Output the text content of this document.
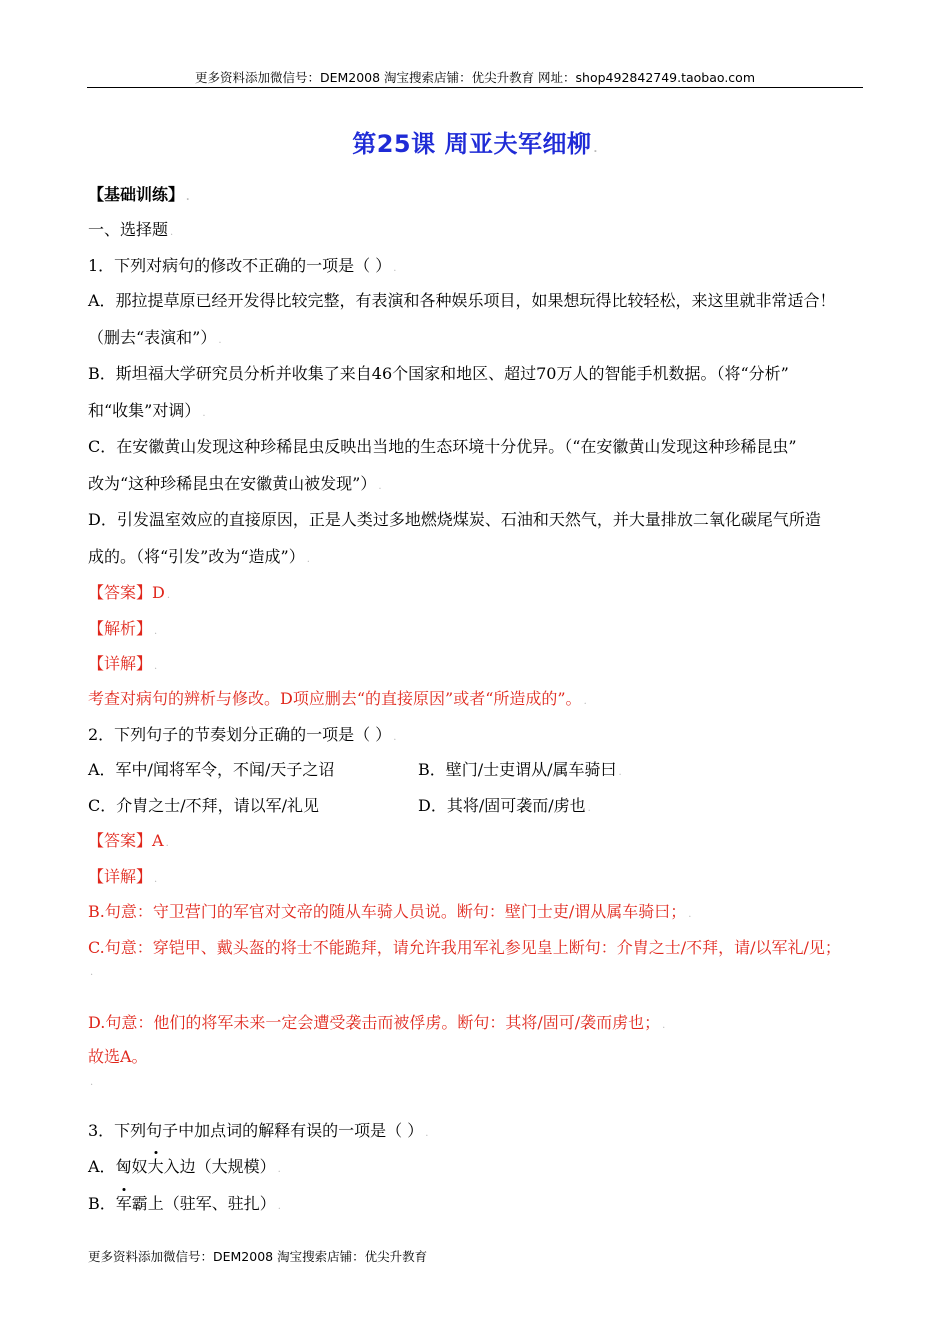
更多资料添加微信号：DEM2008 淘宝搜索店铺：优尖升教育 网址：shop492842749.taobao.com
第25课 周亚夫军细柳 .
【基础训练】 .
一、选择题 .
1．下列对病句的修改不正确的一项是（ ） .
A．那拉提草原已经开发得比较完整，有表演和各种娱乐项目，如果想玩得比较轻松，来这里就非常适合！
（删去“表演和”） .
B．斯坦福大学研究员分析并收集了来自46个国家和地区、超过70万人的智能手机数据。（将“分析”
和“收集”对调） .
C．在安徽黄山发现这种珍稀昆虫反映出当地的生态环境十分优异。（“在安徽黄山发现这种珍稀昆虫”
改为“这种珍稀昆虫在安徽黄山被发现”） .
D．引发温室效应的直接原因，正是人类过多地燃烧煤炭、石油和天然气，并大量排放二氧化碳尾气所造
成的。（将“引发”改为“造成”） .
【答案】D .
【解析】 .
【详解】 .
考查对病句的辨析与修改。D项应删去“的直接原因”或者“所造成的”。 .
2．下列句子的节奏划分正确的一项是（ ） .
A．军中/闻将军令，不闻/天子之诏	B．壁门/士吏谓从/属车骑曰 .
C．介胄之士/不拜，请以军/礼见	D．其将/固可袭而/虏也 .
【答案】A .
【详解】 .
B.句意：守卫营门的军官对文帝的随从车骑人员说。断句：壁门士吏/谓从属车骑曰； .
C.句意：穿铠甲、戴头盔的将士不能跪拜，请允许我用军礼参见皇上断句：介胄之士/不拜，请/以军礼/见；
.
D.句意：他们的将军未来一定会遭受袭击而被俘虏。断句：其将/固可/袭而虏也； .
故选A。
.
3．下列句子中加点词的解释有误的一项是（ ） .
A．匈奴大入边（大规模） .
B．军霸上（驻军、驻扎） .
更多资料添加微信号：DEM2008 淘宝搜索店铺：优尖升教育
■ ■ ■ ■
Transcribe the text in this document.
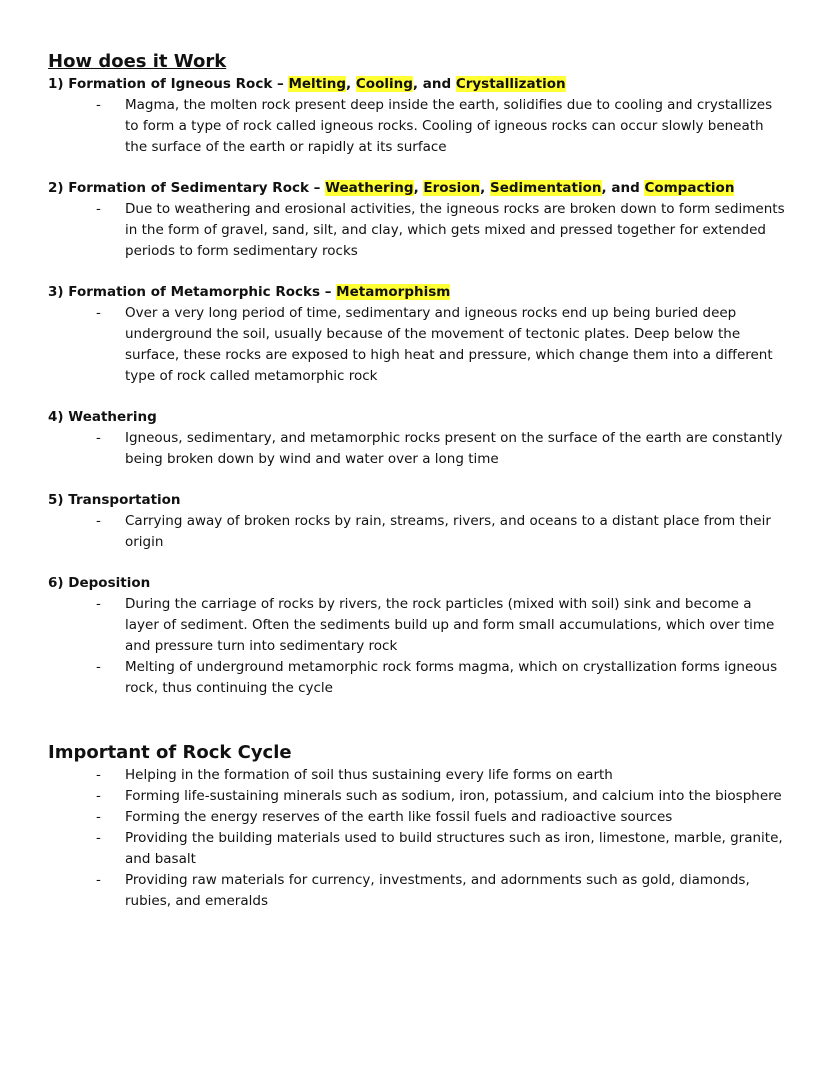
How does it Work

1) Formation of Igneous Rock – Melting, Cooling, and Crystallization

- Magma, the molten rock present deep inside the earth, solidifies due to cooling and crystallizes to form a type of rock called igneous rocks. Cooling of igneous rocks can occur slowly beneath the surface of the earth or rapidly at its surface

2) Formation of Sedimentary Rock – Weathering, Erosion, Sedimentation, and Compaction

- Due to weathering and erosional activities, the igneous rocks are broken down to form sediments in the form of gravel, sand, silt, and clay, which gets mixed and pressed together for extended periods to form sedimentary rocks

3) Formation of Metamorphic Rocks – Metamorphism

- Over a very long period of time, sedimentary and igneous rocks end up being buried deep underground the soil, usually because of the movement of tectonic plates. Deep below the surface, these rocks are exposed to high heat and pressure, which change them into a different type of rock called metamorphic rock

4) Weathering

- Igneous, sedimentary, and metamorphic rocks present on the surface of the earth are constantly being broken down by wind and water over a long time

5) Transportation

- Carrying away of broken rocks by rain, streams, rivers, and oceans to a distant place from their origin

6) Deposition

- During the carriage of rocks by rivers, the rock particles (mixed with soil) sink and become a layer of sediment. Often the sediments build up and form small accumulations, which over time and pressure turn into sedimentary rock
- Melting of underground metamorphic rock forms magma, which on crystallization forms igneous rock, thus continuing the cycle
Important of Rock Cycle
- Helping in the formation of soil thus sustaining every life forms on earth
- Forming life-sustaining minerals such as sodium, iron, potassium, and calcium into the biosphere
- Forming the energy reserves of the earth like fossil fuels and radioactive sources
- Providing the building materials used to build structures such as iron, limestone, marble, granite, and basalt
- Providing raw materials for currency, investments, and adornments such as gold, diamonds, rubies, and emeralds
■ ■ ■ ■
Copy each line of the entries that includes the word "sustaining".

- Helping in the formation of soil thus sustaining every life forms on earth
- Forming life-sustaining minerals such as sodium, iron, potassium, and calcium into the biosphere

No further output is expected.